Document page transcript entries
◇ ◇ ◇ ◇ ◇ ◇ ◇

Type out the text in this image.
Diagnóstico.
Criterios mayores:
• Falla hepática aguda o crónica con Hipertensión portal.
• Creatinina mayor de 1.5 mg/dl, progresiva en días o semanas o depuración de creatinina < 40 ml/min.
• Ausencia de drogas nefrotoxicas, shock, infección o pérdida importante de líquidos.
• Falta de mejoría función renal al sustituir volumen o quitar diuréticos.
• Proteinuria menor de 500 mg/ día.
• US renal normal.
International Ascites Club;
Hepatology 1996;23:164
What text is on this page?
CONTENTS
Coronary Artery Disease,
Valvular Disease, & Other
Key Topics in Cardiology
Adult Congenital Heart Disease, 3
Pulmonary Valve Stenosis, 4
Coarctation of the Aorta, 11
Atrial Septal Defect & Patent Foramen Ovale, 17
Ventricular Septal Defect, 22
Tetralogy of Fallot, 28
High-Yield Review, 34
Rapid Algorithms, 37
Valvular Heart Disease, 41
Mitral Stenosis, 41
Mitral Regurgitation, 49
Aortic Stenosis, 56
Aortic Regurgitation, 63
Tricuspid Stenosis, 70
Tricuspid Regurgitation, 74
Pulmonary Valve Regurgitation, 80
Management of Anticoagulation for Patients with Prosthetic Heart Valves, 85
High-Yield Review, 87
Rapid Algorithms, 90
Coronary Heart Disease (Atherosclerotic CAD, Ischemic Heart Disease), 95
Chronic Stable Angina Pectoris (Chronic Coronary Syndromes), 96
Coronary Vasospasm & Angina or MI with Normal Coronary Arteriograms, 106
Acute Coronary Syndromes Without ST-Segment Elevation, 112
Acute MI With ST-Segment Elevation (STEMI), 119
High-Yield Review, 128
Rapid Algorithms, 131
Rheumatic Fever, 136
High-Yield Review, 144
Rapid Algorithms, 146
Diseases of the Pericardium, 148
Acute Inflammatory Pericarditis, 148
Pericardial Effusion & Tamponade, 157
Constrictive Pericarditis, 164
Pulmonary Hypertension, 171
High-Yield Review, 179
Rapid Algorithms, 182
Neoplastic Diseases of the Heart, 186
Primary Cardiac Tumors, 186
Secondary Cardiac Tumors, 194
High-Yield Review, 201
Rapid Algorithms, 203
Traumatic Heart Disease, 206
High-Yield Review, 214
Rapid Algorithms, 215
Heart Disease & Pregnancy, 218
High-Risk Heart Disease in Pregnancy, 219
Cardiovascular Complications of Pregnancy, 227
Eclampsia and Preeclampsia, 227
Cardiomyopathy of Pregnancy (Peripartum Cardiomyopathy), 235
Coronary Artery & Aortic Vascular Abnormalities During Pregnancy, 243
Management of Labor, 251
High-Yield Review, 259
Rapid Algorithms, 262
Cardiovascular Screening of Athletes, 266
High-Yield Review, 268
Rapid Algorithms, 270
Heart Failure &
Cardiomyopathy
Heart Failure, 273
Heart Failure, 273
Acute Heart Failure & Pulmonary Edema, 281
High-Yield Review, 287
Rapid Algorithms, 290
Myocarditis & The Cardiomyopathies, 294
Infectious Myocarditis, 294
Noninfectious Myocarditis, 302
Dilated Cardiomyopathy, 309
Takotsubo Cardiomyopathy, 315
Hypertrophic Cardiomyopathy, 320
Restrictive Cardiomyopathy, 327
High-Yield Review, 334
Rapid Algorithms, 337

◇ ◇ ◇ ◇ ◇ ◇ ◇

_YOUR GOAL_: "Tumors" is the word to look for; copy every line of the data that has it.

_WORKED SOLUTION_:
Primary Cardiac Tumors, 186
Secondary Cardiac Tumors, 194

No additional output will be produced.